Objective ▸
Wherever the word "ziemie" turns up in a line of the entries, copy that line.

Listed entries ▸
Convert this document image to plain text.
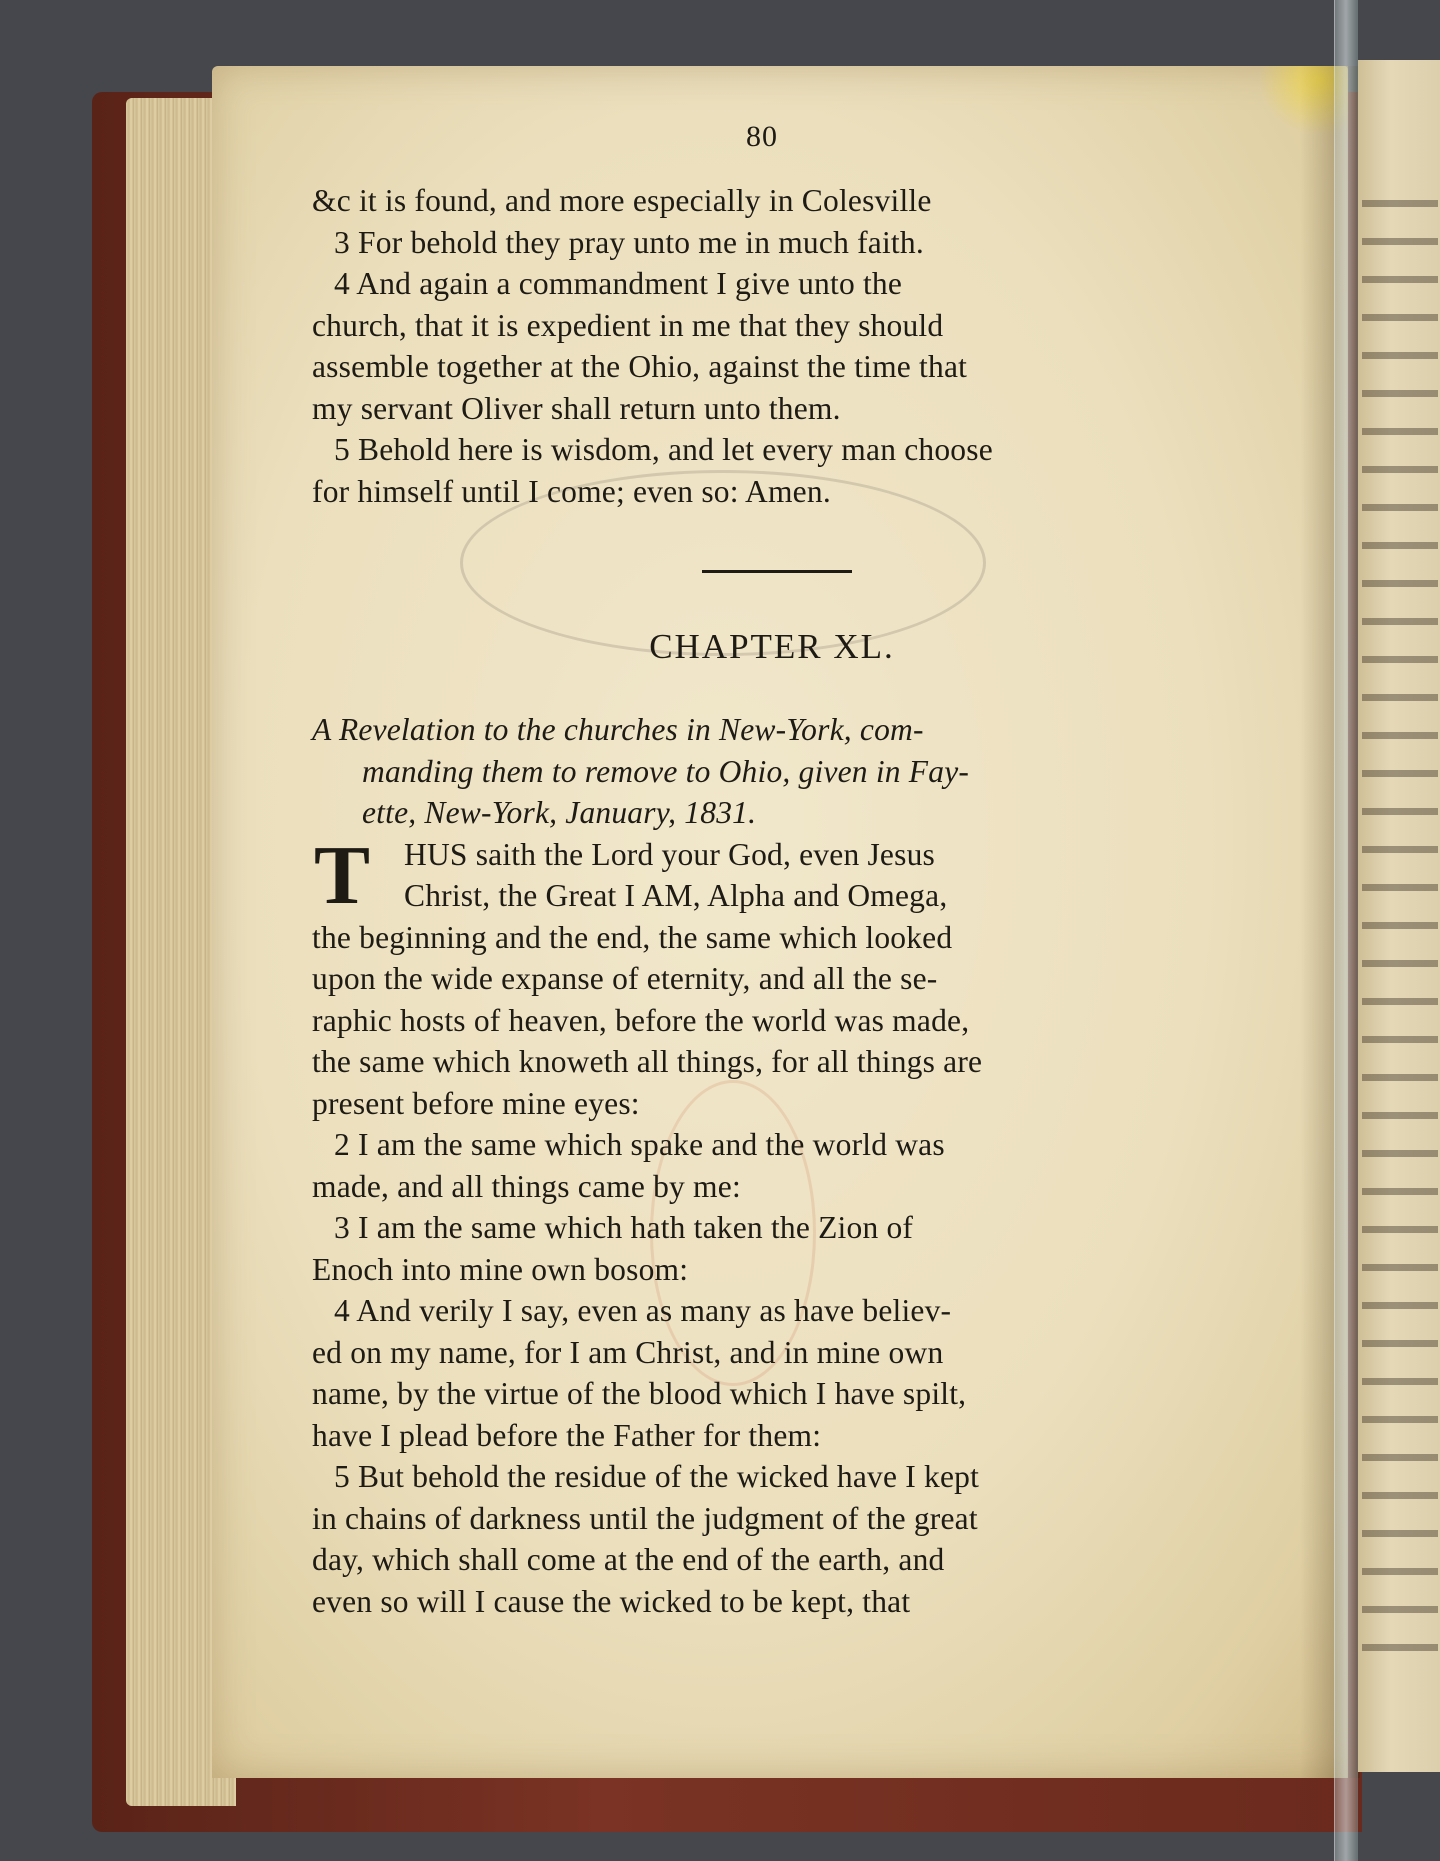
80
&c it is found, and more especially in Colesville
3 For behold they pray unto me in much faith.
4 And again a commandment I give unto the
church, that it is expedient in me that they should
assemble together at the Ohio, against the time that
my servant Oliver shall return unto them.
5 Behold here is wisdom, and let every man choose
for himself until I come; even so: Amen.
CHAPTER XL.
A Revelation to the churches in New-York, com-
manding them to remove to Ohio, given in Fay-
ette, New-York, January, 1831.
T	HUS saith the Lord your God, even Jesus
Christ, the Great I AM, Alpha and Omega,
the beginning and the end, the same which looked
upon the wide expanse of eternity, and all the se-
raphic hosts of heaven, before the world was made,
the same which knoweth all things, for all things are
present before mine eyes:
2 I am the same which spake and the world was
made, and all things came by me:
3 I am the same which hath taken the Zion of
Enoch into mine own bosom:
4 And verily I say, even as many as have believ-
ed on my name, for I am Christ, and in mine own
name, by the virtue of the blood which I have spilt,
have I plead before the Father for them:
5 But behold the residue of the wicked have I kept
in chains of darkness until the judgment of the great
day, which shall come at the end of the earth, and
even so will I cause the wicked to be kept, that
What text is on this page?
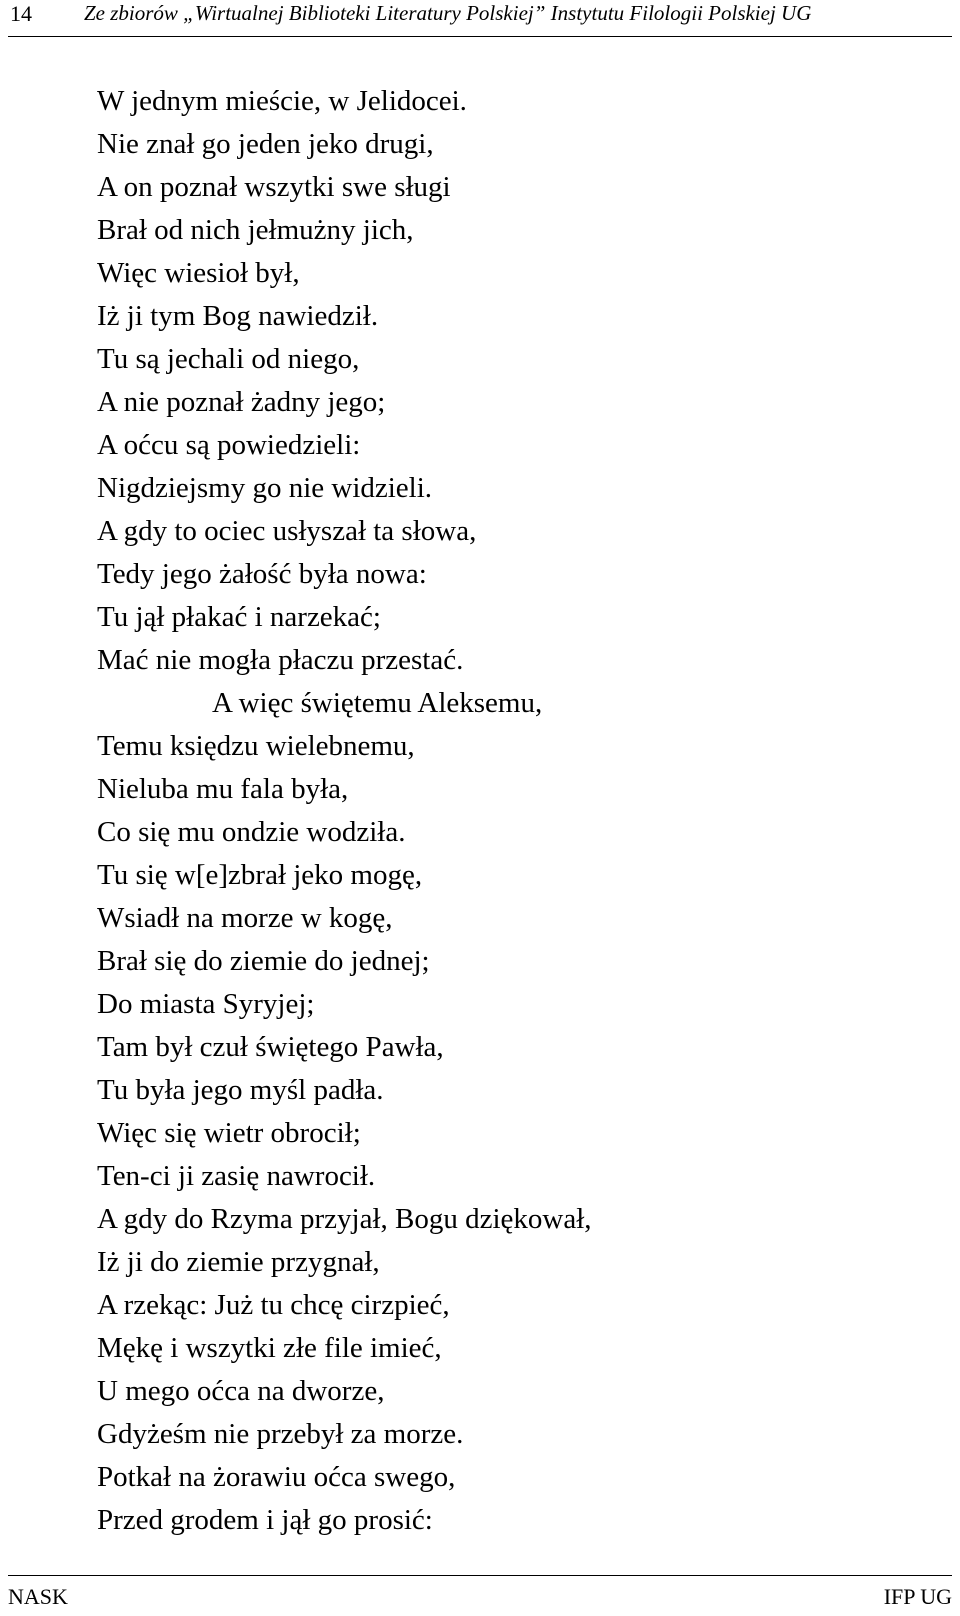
14 Ze zbiorów „Wirtualnej Biblioteki Literatury Polskiej” Instytutu Filologii Polskiej UG
W jednym mieście, w Jelidocei.
Nie znał go jeden jeko drugi,
A on poznał wszytki swe sługi
Brał od nich jełmużny jich,
Więc wiesioł był,
Iż ji tym Bog nawiedził.
Tu są jechali od niego,
A nie poznał żadny jego;
A oćcu są powiedzieli:
Nigdziejsmy go nie widzieli.
A gdy to ociec usłyszał ta słowa,
Tedy jego żałość była nowa:
Tu jął płakać i narzekać;
Mać nie mogła płaczu przestać.
A więc świętemu Aleksemu,
Temu księdzu wielebnemu,
Nieluba mu fala była,
Co się mu ondzie wodziła.
Tu się w[e]zbrał jeko mogę,
Wsiadł na morze w kogę,
Brał się do ziemie do jednej;
Do miasta Syryjej;
Tam był czuł świętego Pawła,
Tu była jego myśl padła.
Więc się wietr obrocił;
Ten-ci ji zasię nawrocił.
A gdy do Rzyma przyjał, Bogu dziękował,
Iż ji do ziemie przygnał,
A rzekąc: Już tu chcę cirzpieć,
Mękę i wszytki złe file imieć,
U mego oćca na dworze,
Gdyżeśm nie przebył za morze.
Potkał na żorawiu oćca swego,
Przed grodem i jął go prosić:
NASK	IFP UG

Task answer ▸
Brał się do ziemie do jednej;
Iż ji do ziemie przygnał,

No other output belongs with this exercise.